** START **

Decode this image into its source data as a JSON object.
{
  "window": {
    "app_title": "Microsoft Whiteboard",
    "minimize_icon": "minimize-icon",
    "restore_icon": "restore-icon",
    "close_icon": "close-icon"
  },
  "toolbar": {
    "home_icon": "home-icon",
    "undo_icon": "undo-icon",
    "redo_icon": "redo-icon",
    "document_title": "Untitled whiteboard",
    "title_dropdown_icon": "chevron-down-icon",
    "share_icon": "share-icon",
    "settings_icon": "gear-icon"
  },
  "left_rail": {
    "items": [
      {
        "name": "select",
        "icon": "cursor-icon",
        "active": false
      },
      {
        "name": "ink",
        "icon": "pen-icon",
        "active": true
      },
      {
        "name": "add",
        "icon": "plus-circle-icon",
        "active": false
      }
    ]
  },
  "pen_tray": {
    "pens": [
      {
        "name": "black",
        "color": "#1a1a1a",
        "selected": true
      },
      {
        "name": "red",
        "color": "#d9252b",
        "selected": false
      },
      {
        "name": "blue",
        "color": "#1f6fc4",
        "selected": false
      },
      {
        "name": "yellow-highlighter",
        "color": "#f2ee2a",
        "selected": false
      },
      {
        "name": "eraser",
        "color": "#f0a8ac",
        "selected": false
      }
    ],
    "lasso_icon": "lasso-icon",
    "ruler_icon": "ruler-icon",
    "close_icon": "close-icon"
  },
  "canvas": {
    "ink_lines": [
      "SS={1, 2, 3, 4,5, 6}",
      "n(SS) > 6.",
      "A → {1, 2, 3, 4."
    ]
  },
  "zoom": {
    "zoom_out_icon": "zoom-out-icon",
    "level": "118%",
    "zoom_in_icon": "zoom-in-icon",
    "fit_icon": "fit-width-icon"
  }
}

** END **
** START **

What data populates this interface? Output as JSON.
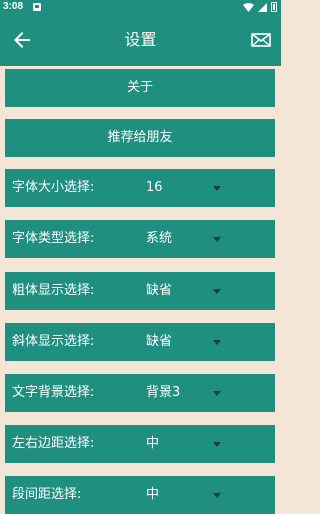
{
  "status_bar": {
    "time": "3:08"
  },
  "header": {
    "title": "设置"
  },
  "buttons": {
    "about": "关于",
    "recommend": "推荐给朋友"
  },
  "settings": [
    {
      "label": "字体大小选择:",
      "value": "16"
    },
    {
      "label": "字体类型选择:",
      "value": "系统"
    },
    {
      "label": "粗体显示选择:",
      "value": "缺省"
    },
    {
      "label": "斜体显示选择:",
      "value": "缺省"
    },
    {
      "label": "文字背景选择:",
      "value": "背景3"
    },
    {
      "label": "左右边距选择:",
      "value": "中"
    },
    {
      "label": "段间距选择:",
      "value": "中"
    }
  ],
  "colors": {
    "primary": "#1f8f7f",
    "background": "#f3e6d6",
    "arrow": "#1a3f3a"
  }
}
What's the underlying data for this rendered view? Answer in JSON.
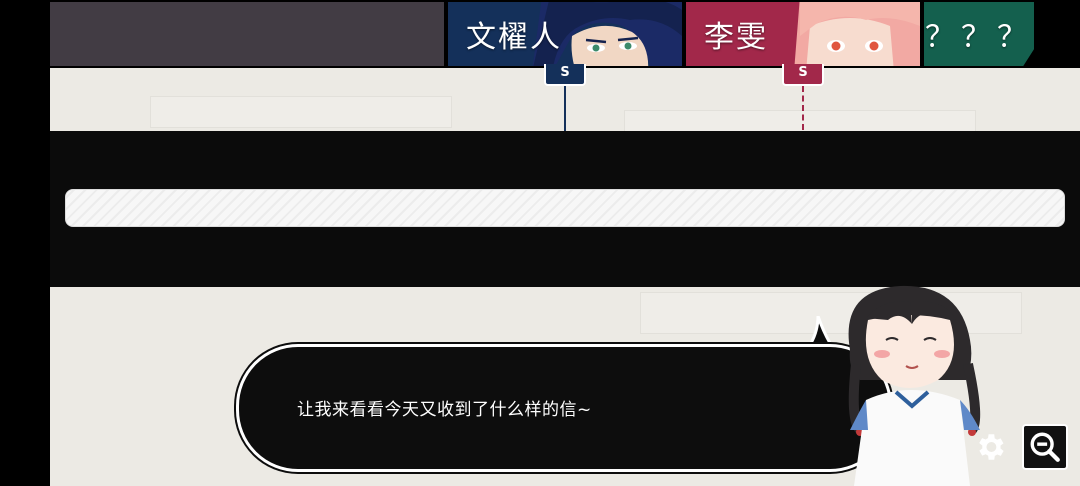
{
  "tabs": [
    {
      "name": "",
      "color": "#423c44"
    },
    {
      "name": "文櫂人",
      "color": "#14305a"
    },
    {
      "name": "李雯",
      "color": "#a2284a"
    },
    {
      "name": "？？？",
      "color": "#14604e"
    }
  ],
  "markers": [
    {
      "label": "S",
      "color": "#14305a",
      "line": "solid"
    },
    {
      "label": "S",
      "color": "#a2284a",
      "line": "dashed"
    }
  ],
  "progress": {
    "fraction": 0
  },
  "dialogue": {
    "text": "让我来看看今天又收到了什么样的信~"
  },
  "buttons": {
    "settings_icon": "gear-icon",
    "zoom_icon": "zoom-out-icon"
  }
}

** END **
** START **

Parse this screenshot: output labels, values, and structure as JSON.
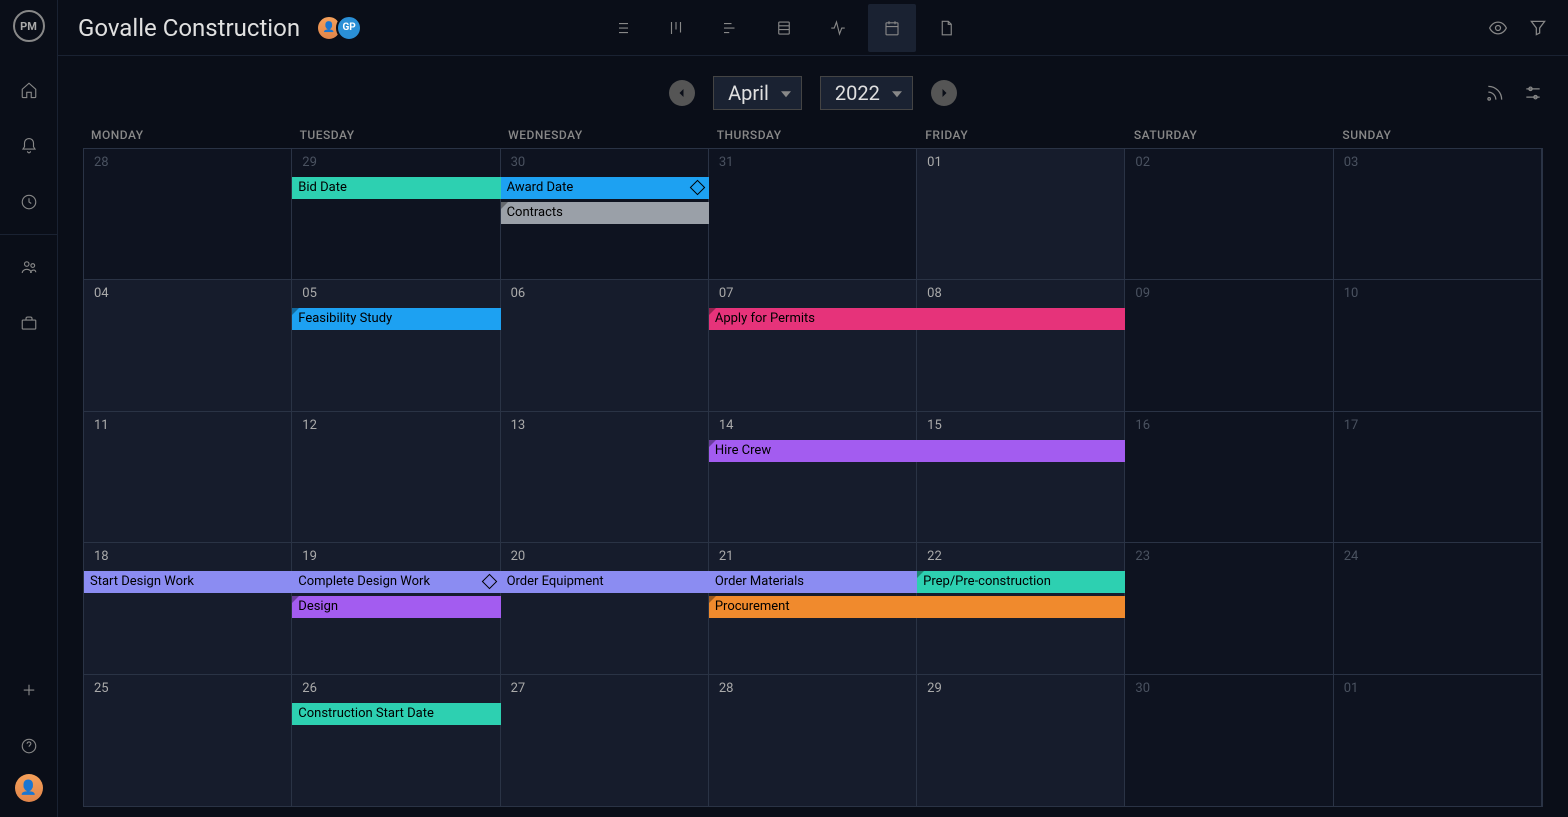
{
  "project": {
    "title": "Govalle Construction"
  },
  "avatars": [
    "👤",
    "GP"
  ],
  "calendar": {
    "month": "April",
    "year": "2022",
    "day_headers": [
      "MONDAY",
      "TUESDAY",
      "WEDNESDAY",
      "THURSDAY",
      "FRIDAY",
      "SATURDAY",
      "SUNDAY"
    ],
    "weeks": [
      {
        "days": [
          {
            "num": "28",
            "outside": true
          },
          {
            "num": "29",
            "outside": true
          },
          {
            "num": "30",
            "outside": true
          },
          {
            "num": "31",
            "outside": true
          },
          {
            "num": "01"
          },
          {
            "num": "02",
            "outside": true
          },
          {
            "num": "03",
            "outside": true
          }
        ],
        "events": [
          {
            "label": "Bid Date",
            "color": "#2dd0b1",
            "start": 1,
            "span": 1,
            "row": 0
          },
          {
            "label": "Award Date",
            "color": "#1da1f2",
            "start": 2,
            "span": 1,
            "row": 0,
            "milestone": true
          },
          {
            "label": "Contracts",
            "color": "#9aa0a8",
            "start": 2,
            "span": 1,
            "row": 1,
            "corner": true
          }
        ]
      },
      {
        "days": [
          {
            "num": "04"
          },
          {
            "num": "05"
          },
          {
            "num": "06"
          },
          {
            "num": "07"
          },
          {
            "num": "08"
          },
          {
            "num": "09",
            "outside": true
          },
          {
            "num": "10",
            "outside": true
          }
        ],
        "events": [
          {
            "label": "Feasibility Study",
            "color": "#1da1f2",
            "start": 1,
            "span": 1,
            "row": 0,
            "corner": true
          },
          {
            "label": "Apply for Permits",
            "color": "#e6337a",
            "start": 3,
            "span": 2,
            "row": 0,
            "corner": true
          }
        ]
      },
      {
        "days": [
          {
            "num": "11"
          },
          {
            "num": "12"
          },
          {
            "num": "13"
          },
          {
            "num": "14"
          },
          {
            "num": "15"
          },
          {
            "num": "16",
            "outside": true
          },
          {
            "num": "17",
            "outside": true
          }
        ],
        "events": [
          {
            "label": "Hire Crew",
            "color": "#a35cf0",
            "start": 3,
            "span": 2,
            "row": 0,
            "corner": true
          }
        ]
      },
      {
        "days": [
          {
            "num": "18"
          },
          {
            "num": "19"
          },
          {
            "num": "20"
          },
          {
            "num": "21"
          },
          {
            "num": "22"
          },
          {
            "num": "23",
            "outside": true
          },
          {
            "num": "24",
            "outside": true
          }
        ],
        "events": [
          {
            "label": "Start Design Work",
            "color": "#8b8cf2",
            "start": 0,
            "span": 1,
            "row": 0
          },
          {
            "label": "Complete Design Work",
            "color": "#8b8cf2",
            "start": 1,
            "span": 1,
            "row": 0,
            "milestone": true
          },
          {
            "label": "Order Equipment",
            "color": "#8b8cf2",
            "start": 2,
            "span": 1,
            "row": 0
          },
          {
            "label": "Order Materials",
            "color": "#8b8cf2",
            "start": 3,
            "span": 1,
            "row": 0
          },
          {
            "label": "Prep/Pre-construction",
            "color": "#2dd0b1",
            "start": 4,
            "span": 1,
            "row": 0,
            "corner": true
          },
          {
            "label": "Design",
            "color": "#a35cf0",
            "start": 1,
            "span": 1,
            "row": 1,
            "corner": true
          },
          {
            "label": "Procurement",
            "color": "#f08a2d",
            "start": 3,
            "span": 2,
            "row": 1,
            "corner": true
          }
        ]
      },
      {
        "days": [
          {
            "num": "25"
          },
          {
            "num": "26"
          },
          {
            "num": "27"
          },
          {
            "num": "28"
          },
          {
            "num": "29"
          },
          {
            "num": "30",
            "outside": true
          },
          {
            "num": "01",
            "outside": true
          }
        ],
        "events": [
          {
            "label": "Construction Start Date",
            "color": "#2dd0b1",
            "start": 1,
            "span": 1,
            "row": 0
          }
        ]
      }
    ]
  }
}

** END **

Extract every line from the records above that contains the word "Date".

Output for this task:
            "label": "Bid Date",
            "label": "Award Date",
            "label": "Construction Start Date",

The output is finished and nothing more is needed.